Extracted data entries:
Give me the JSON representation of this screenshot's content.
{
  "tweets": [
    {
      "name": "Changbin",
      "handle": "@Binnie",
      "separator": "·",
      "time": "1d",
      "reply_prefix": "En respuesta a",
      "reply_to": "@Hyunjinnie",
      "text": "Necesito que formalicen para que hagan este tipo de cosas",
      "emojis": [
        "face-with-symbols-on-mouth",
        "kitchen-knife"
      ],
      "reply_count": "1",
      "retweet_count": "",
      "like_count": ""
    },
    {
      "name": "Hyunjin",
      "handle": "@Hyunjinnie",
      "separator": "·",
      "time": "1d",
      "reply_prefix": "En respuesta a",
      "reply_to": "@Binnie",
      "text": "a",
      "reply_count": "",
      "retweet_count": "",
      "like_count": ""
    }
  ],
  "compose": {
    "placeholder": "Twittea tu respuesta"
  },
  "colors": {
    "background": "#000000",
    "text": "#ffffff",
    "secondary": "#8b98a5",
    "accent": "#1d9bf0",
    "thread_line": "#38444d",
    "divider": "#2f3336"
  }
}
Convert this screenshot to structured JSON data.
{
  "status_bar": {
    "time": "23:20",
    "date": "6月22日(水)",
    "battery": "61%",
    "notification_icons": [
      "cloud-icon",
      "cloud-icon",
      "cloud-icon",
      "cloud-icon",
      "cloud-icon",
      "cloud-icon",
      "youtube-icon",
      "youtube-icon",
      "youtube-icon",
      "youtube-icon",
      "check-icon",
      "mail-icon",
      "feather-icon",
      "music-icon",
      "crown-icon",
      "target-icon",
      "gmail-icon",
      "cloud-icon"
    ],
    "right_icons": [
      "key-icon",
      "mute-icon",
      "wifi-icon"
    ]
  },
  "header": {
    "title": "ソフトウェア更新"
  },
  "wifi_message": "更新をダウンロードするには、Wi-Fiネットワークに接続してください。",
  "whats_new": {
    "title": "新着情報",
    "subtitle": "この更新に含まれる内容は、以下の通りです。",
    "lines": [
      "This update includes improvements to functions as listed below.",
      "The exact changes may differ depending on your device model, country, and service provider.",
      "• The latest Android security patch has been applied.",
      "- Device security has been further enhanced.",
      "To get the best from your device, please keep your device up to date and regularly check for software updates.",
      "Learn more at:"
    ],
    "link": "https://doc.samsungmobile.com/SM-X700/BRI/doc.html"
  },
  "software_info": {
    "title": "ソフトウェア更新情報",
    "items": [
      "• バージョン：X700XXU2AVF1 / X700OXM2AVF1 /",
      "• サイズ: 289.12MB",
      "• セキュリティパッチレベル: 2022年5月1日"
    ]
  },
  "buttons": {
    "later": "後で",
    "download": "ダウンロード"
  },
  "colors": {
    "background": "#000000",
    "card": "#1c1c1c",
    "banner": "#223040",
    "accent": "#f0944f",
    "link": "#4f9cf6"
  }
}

*What you need to do*. Find the word "text" in the entries, and copy every line it shows up in.

*Written response*.
      "text": "Necesito que formalicen para que hagan este tipo de cosas",
      "text": "a",
    "text": "#ffffff",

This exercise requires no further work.